### SHORT EXERCISE
Transcribe every line, keeping it exact.

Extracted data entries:

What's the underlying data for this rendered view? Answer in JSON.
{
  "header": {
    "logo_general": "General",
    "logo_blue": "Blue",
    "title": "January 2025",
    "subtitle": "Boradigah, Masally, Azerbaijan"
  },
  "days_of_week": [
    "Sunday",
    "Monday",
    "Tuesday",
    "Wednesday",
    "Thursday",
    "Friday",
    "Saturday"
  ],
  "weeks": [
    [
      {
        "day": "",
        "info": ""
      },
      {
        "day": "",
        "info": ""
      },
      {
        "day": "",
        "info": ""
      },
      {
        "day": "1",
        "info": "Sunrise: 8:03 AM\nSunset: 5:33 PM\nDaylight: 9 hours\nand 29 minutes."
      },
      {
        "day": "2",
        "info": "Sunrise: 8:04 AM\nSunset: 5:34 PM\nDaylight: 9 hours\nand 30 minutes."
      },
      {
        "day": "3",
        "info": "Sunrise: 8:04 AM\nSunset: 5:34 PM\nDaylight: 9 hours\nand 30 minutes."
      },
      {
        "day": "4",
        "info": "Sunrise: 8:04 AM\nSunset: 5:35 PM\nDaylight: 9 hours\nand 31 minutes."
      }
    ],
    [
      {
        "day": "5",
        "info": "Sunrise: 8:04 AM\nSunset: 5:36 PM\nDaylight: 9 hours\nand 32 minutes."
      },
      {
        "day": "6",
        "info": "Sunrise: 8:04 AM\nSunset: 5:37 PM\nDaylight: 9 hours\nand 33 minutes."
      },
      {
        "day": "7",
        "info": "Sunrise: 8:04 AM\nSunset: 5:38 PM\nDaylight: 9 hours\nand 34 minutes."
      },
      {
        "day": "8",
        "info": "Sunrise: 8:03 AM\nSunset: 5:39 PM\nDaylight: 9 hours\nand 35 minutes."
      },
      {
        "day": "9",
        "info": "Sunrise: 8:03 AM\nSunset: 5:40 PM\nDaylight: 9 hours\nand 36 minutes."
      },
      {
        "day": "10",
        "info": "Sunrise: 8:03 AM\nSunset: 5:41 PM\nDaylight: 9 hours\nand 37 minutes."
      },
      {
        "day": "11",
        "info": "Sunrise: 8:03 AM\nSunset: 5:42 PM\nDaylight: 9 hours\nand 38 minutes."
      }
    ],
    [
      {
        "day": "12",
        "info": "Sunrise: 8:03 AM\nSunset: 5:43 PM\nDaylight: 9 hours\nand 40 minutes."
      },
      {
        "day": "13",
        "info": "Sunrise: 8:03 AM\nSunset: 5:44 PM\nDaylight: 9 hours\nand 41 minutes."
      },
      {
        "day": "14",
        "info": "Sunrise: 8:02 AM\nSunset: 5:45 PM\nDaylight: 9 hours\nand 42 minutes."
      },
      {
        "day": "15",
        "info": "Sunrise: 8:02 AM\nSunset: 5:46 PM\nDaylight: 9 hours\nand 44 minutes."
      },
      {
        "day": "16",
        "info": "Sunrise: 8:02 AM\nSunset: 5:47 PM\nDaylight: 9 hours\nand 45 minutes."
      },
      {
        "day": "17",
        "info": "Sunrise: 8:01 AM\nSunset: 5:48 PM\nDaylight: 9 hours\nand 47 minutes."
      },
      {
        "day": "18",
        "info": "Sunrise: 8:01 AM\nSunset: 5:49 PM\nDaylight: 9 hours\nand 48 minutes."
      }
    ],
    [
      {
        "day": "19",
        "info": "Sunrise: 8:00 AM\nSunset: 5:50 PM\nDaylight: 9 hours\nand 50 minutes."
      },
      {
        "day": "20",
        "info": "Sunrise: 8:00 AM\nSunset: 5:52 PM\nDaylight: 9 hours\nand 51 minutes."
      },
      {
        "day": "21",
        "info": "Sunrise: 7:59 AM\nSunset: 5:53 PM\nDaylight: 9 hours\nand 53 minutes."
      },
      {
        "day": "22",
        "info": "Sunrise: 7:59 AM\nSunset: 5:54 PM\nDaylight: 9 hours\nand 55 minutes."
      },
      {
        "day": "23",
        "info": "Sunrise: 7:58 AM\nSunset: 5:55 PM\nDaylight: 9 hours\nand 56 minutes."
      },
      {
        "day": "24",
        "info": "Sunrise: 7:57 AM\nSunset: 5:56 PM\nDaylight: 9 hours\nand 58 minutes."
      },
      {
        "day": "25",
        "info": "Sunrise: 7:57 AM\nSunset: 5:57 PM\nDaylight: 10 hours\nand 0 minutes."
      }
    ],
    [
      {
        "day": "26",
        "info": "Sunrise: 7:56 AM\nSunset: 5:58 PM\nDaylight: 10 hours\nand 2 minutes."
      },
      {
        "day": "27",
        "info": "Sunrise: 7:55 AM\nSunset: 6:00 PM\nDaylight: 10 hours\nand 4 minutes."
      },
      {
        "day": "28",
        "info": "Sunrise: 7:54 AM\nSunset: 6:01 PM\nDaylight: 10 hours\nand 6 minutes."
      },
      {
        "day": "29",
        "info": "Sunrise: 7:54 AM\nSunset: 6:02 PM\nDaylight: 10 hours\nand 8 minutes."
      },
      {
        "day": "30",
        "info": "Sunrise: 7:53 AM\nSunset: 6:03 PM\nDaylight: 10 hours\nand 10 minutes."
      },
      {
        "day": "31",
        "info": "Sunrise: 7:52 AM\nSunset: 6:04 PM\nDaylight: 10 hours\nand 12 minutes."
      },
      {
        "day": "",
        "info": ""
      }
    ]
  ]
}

### WRITTEN ANSWER
What's the underlying data for this rendered view? Answer in JSON.
{
  "header": {
    "logo_general": "General",
    "logo_blue": "Blue",
    "title": "January 2025",
    "subtitle": "Boradigah, Masally, Azerbaijan"
  },
  "days_of_week": [
    "Sunday",
    "Monday",
    "Tuesday",
    "Wednesday",
    "Thursday",
    "Friday",
    "Saturday"
  ],
  "weeks": [
    [
      {
        "day": "",
        "info": ""
      },
      {
        "day": "",
        "info": ""
      },
      {
        "day": "",
        "info": ""
      },
      {
        "day": "1",
        "info": "Sunrise: 8:03 AM\nSunset: 5:33 PM\nDaylight: 9 hours\nand 29 minutes."
      },
      {
        "day": "2",
        "info": "Sunrise: 8:04 AM\nSunset: 5:34 PM\nDaylight: 9 hours\nand 30 minutes."
      },
      {
        "day": "3",
        "info": "Sunrise: 8:04 AM\nSunset: 5:34 PM\nDaylight: 9 hours\nand 30 minutes."
      },
      {
        "day": "4",
        "info": "Sunrise: 8:04 AM\nSunset: 5:35 PM\nDaylight: 9 hours\nand 31 minutes."
      }
    ],
    [
      {
        "day": "5",
        "info": "Sunrise: 8:04 AM\nSunset: 5:36 PM\nDaylight: 9 hours\nand 32 minutes."
      },
      {
        "day": "6",
        "info": "Sunrise: 8:04 AM\nSunset: 5:37 PM\nDaylight: 9 hours\nand 33 minutes."
      },
      {
        "day": "7",
        "info": "Sunrise: 8:04 AM\nSunset: 5:38 PM\nDaylight: 9 hours\nand 34 minutes."
      },
      {
        "day": "8",
        "info": "Sunrise: 8:03 AM\nSunset: 5:39 PM\nDaylight: 9 hours\nand 35 minutes."
      },
      {
        "day": "9",
        "info": "Sunrise: 8:03 AM\nSunset: 5:40 PM\nDaylight: 9 hours\nand 36 minutes."
      },
      {
        "day": "10",
        "info": "Sunrise: 8:03 AM\nSunset: 5:41 PM\nDaylight: 9 hours\nand 37 minutes."
      },
      {
        "day": "11",
        "info": "Sunrise: 8:03 AM\nSunset: 5:42 PM\nDaylight: 9 hours\nand 38 minutes."
      }
    ],
    [
      {
        "day": "12",
        "info": "Sunrise: 8:03 AM\nSunset: 5:43 PM\nDaylight: 9 hours\nand 40 minutes."
      },
      {
        "day": "13",
        "info": "Sunrise: 8:03 AM\nSunset: 5:44 PM\nDaylight: 9 hours\nand 41 minutes."
      },
      {
        "day": "14",
        "info": "Sunrise: 8:02 AM\nSunset: 5:45 PM\nDaylight: 9 hours\nand 42 minutes."
      },
      {
        "day": "15",
        "info": "Sunrise: 8:02 AM\nSunset: 5:46 PM\nDaylight: 9 hours\nand 44 minutes."
      },
      {
        "day": "16",
        "info": "Sunrise: 8:02 AM\nSunset: 5:47 PM\nDaylight: 9 hours\nand 45 minutes."
      },
      {
        "day": "17",
        "info": "Sunrise: 8:01 AM\nSunset: 5:48 PM\nDaylight: 9 hours\nand 47 minutes."
      },
      {
        "day": "18",
        "info": "Sunrise: 8:01 AM\nSunset: 5:49 PM\nDaylight: 9 hours\nand 48 minutes."
      }
    ],
    [
      {
        "day": "19",
        "info": "Sunrise: 8:00 AM\nSunset: 5:50 PM\nDaylight: 9 hours\nand 50 minutes."
      },
      {
        "day": "20",
        "info": "Sunrise: 8:00 AM\nSunset: 5:52 PM\nDaylight: 9 hours\nand 51 minutes."
      },
      {
        "day": "21",
        "info": "Sunrise: 7:59 AM\nSunset: 5:53 PM\nDaylight: 9 hours\nand 53 minutes."
      },
      {
        "day": "22",
        "info": "Sunrise: 7:59 AM\nSunset: 5:54 PM\nDaylight: 9 hours\nand 55 minutes."
      },
      {
        "day": "23",
        "info": "Sunrise: 7:58 AM\nSunset: 5:55 PM\nDaylight: 9 hours\nand 56 minutes."
      },
      {
        "day": "24",
        "info": "Sunrise: 7:57 AM\nSunset: 5:56 PM\nDaylight: 9 hours\nand 58 minutes."
      },
      {
        "day": "25",
        "info": "Sunrise: 7:57 AM\nSunset: 5:57 PM\nDaylight: 10 hours\nand 0 minutes."
      }
    ],
    [
      {
        "day": "26",
        "info": "Sunrise: 7:56 AM\nSunset: 5:58 PM\nDaylight: 10 hours\nand 2 minutes."
      },
      {
        "day": "27",
        "info": "Sunrise: 7:55 AM\nSunset: 6:00 PM\nDaylight: 10 hours\nand 4 minutes."
      },
      {
        "day": "28",
        "info": "Sunrise: 7:54 AM\nSunset: 6:01 PM\nDaylight: 10 hours\nand 6 minutes."
      },
      {
        "day": "29",
        "info": "Sunrise: 7:54 AM\nSunset: 6:02 PM\nDaylight: 10 hours\nand 8 minutes."
      },
      {
        "day": "30",
        "info": "Sunrise: 7:53 AM\nSunset: 6:03 PM\nDaylight: 10 hours\nand 10 minutes."
      },
      {
        "day": "31",
        "info": "Sunrise: 7:52 AM\nSunset: 6:04 PM\nDaylight: 10 hours\nand 12 minutes."
      },
      {
        "day": "",
        "info": ""
      }
    ]
  ]
}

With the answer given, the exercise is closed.